Figure collection entries
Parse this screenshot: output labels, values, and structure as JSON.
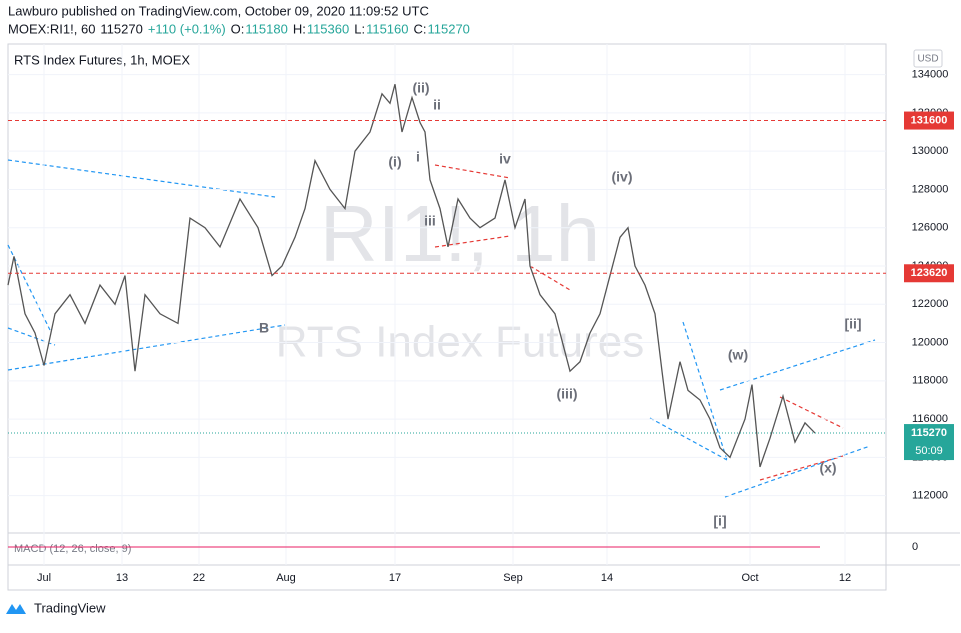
{
  "header": {
    "publisher": "Lawburo published on TradingView.com, October 09, 2020 11:09:52 UTC",
    "symbol": "MOEX:RI1!, 60",
    "last": "115270",
    "change": "+110 (+0.1%)",
    "ohlc": [
      {
        "label": "O:",
        "value": "115180"
      },
      {
        "label": "H:",
        "value": "115360"
      },
      {
        "label": "L:",
        "value": "115160"
      },
      {
        "label": "C:",
        "value": "115270"
      }
    ]
  },
  "chart_data": {
    "type": "line",
    "title": "RTS Index Futures, 1h, MOEX",
    "watermark": [
      "RI1!, 1h",
      "RTS Index Futures"
    ],
    "currency": "USD",
    "color": "#555555",
    "x": [
      8,
      14,
      25,
      35,
      44,
      55,
      70,
      85,
      100,
      115,
      125,
      135,
      145,
      160,
      178,
      190,
      205,
      220,
      240,
      258,
      272,
      282,
      295,
      305,
      315,
      330,
      345,
      355,
      370,
      382,
      390,
      395,
      402,
      412,
      420,
      425,
      430,
      440,
      448,
      458,
      470,
      480,
      495,
      505,
      515,
      525,
      530,
      540,
      555,
      570,
      580,
      590,
      600,
      610,
      620,
      628,
      635,
      645,
      655,
      662,
      668,
      680,
      688,
      700,
      710,
      720,
      730,
      745,
      752,
      760,
      770,
      783,
      795,
      805,
      815
    ],
    "values": [
      123000,
      124500,
      121500,
      120500,
      118800,
      121500,
      122500,
      121000,
      123000,
      122000,
      123500,
      118500,
      122500,
      121500,
      121000,
      126500,
      126000,
      125000,
      127500,
      126000,
      123500,
      124000,
      125500,
      127000,
      129500,
      128000,
      127000,
      130000,
      131000,
      133000,
      132500,
      133500,
      131000,
      132800,
      131500,
      131000,
      128500,
      127000,
      125000,
      127500,
      126500,
      126000,
      126500,
      128500,
      126000,
      127500,
      124000,
      122500,
      121500,
      118500,
      119000,
      120500,
      121500,
      123500,
      125500,
      126000,
      124000,
      123000,
      121500,
      118500,
      116000,
      119000,
      117500,
      117000,
      116000,
      114500,
      114000,
      116000,
      117800,
      113500,
      115000,
      117200,
      114800,
      115800,
      115270
    ],
    "xlim": [
      8,
      885
    ],
    "xticks": [
      {
        "value": 44,
        "label": "Jul"
      },
      {
        "value": 122,
        "label": "13"
      },
      {
        "value": 199,
        "label": "22"
      },
      {
        "value": 286,
        "label": "Aug"
      },
      {
        "value": 395,
        "label": "17"
      },
      {
        "value": 513,
        "label": "Sep"
      },
      {
        "value": 607,
        "label": "14"
      },
      {
        "value": 750,
        "label": "Oct"
      },
      {
        "value": 845,
        "label": "12"
      }
    ],
    "ylim": [
      110100,
      135600
    ],
    "yticks": [
      112000,
      114000,
      116000,
      118000,
      120000,
      122000,
      124000,
      126000,
      128000,
      130000,
      132000,
      134000
    ],
    "grid": true,
    "levels": [
      131600,
      123620
    ],
    "level_color": "#e53935",
    "last_price": 115270,
    "countdown": "50:09",
    "last_color": "#26a69a",
    "annotations": [
      "(ii)",
      "ii",
      "(i)",
      "i",
      "iii",
      "iv",
      "(iv)",
      "(iii)",
      "(w)",
      "(x)",
      "[i]",
      "[ii]",
      "B"
    ],
    "indicator": {
      "label": "MACD (12, 26, close, 9)",
      "yticks": [
        0
      ]
    }
  },
  "footer": {
    "brand": "TradingView"
  }
}
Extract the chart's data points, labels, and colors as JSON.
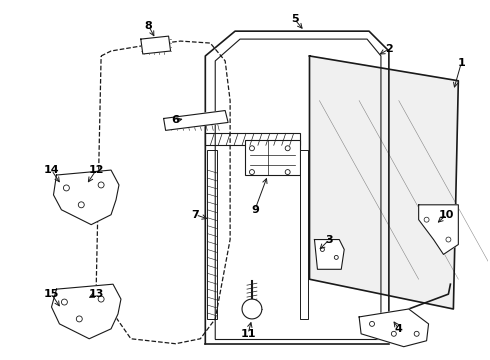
{
  "bg_color": "#ffffff",
  "line_color": "#1a1a1a",
  "label_color": "#000000",
  "label_configs": [
    [
      "1",
      463,
      62,
      455,
      90
    ],
    [
      "2",
      390,
      48,
      378,
      55
    ],
    [
      "3",
      330,
      240,
      318,
      252
    ],
    [
      "4",
      400,
      330,
      393,
      320
    ],
    [
      "5",
      295,
      18,
      305,
      30
    ],
    [
      "6",
      175,
      120,
      185,
      118
    ],
    [
      "7",
      195,
      215,
      210,
      220
    ],
    [
      "8",
      148,
      25,
      155,
      38
    ],
    [
      "9",
      255,
      210,
      268,
      175
    ],
    [
      "10",
      448,
      215,
      437,
      225
    ],
    [
      "11",
      248,
      335,
      252,
      320
    ],
    [
      "12",
      95,
      170,
      85,
      185
    ],
    [
      "13",
      95,
      295,
      85,
      300
    ],
    [
      "14",
      50,
      170,
      60,
      185
    ],
    [
      "15",
      50,
      295,
      60,
      310
    ]
  ]
}
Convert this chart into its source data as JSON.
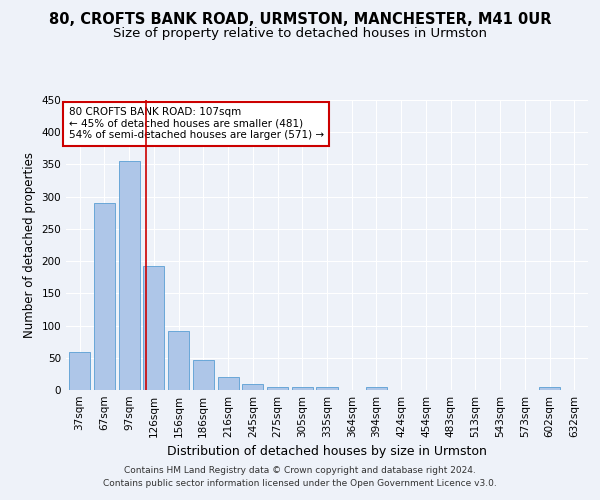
{
  "title": "80, CROFTS BANK ROAD, URMSTON, MANCHESTER, M41 0UR",
  "subtitle": "Size of property relative to detached houses in Urmston",
  "xlabel": "Distribution of detached houses by size in Urmston",
  "ylabel": "Number of detached properties",
  "categories": [
    "37sqm",
    "67sqm",
    "97sqm",
    "126sqm",
    "156sqm",
    "186sqm",
    "216sqm",
    "245sqm",
    "275sqm",
    "305sqm",
    "335sqm",
    "364sqm",
    "394sqm",
    "424sqm",
    "454sqm",
    "483sqm",
    "513sqm",
    "543sqm",
    "573sqm",
    "602sqm",
    "632sqm"
  ],
  "values": [
    59,
    290,
    355,
    193,
    91,
    47,
    20,
    9,
    5,
    5,
    5,
    0,
    5,
    0,
    0,
    0,
    0,
    0,
    0,
    5,
    0
  ],
  "bar_color": "#aec6e8",
  "bar_edge_color": "#5a9fd4",
  "vline_x": 2.67,
  "vline_color": "#cc0000",
  "annotation_text": "80 CROFTS BANK ROAD: 107sqm\n← 45% of detached houses are smaller (481)\n54% of semi-detached houses are larger (571) →",
  "annotation_box_facecolor": "#ffffff",
  "annotation_box_edgecolor": "#cc0000",
  "ylim": [
    0,
    450
  ],
  "yticks": [
    0,
    50,
    100,
    150,
    200,
    250,
    300,
    350,
    400,
    450
  ],
  "footer": "Contains HM Land Registry data © Crown copyright and database right 2024.\nContains public sector information licensed under the Open Government Licence v3.0.",
  "title_fontsize": 10.5,
  "subtitle_fontsize": 9.5,
  "xlabel_fontsize": 9,
  "ylabel_fontsize": 8.5,
  "tick_fontsize": 7.5,
  "annotation_fontsize": 7.5,
  "footer_fontsize": 6.5,
  "background_color": "#eef2f9",
  "grid_color": "#ffffff"
}
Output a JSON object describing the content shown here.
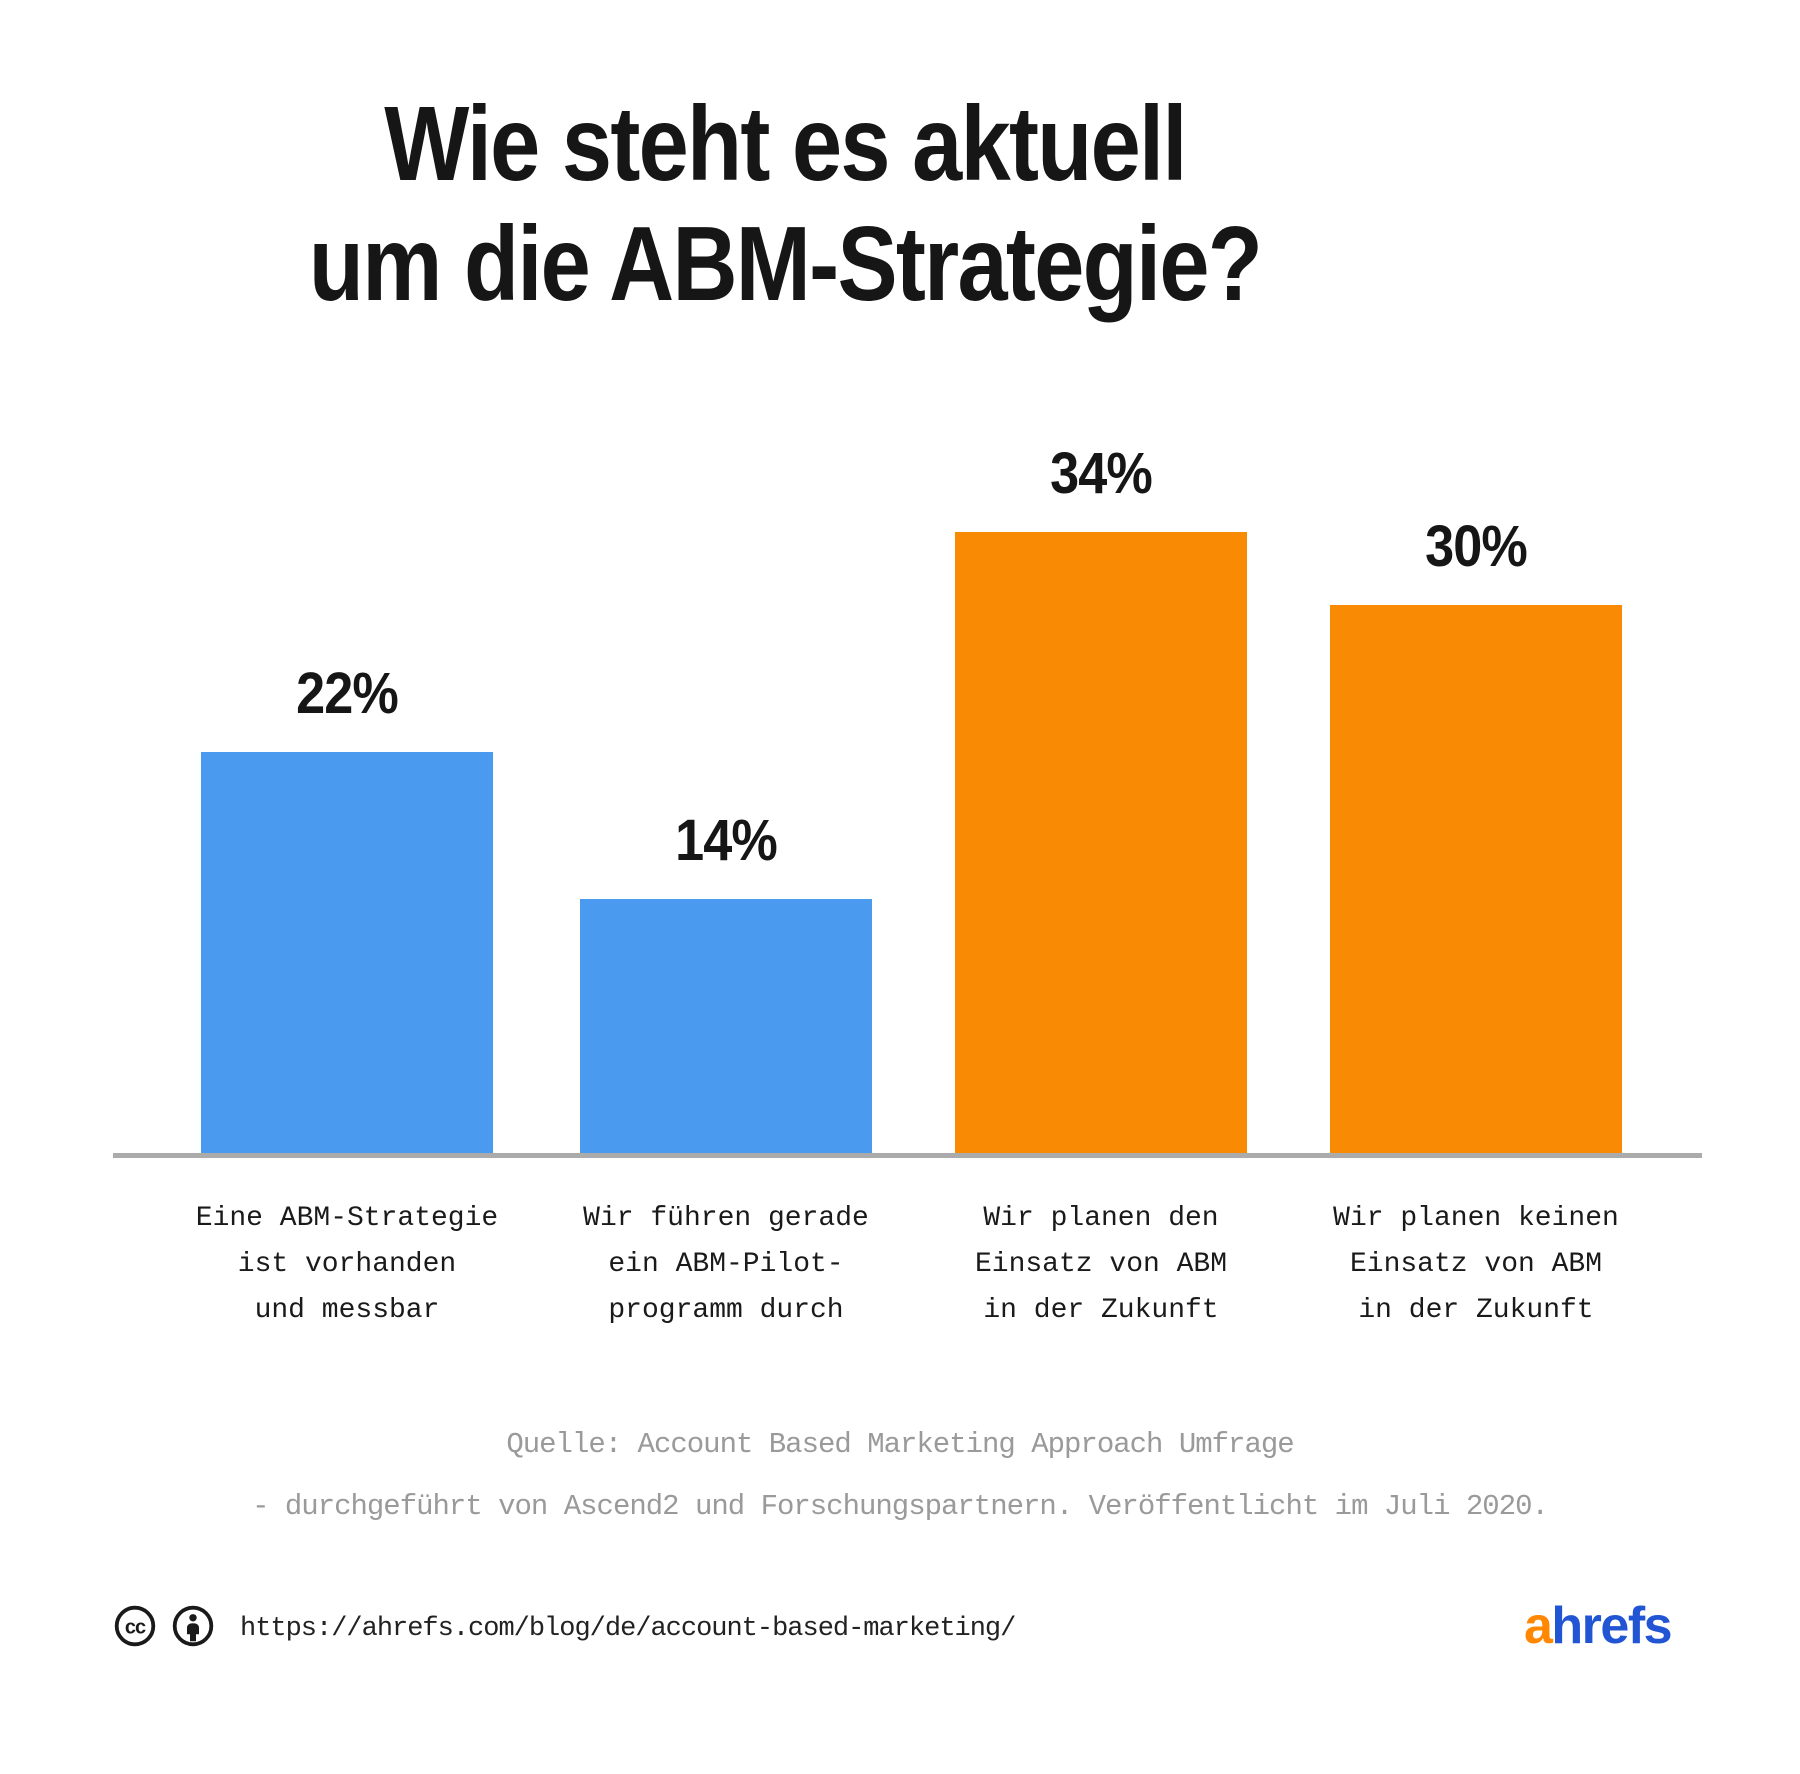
{
  "title": {
    "line1": "Wie steht es aktuell",
    "line2": "um die ABM-Strategie?"
  },
  "chart_data": {
    "type": "bar",
    "title": "Wie steht es aktuell um die ABM-Strategie?",
    "categories": [
      "Eine ABM-Strategie\nist vorhanden\nund messbar",
      "Wir führen gerade\nein ABM-Pilot-\nprogramm durch",
      "Wir planen den\nEinsatz von ABM\nin der Zukunft",
      "Wir planen keinen\nEinsatz von ABM\nin der Zukunft"
    ],
    "values": [
      22,
      14,
      34,
      30
    ],
    "value_labels": [
      "22%",
      "14%",
      "34%",
      "30%"
    ],
    "bar_colors": [
      "#4A9BF0",
      "#4A9BF0",
      "#F88A04",
      "#F88A04"
    ],
    "ylim": [
      0,
      34
    ],
    "grid": false,
    "legend": "none",
    "baseline_color": "#ABABAB"
  },
  "source": {
    "line1": "Quelle: Account Based Marketing Approach Umfrage",
    "line2": "- durchgeführt von Ascend2 und Forschungspartnern. Veröffentlicht im Juli 2020."
  },
  "footer": {
    "url": "https://ahrefs.com/blog/de/account-based-marketing/",
    "license_icons": [
      "cc-icon",
      "attribution-icon"
    ],
    "logo": {
      "part1": "a",
      "part2": "hrefs",
      "part1_color": "#FF8800",
      "part2_color": "#2155D4"
    }
  },
  "colors": {
    "text": "#161616",
    "muted": "#9A9A9A",
    "blue": "#4A9BF0",
    "orange": "#F88A04",
    "axis": "#ABABAB",
    "icon": "#1A1A1A"
  }
}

=== Aim of the task ===
Using the listing above, say how many of its lines contain the string "ROAD", giving nothing but the figure.

=== Written response ===
2